Exercise material:
++++++

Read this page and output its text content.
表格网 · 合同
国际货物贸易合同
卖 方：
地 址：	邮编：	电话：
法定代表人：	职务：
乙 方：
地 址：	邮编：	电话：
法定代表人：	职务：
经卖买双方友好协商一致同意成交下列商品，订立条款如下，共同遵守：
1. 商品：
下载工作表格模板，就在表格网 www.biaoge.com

++++++

Short task: Make an exact copy of the records.

Response to this task:
Read this page and output its text content.
表格网 · 合同
国际货物贸易合同
卖 方：
地 址：	邮编：	电话：
法定代表人：	职务：
乙 方：
地 址：	邮编：	电话：
法定代表人：	职务：
经卖买双方友好协商一致同意成交下列商品，订立条款如下，共同遵守：
1. 商品：
下载工作表格模板，就在表格网 www.biaoge.com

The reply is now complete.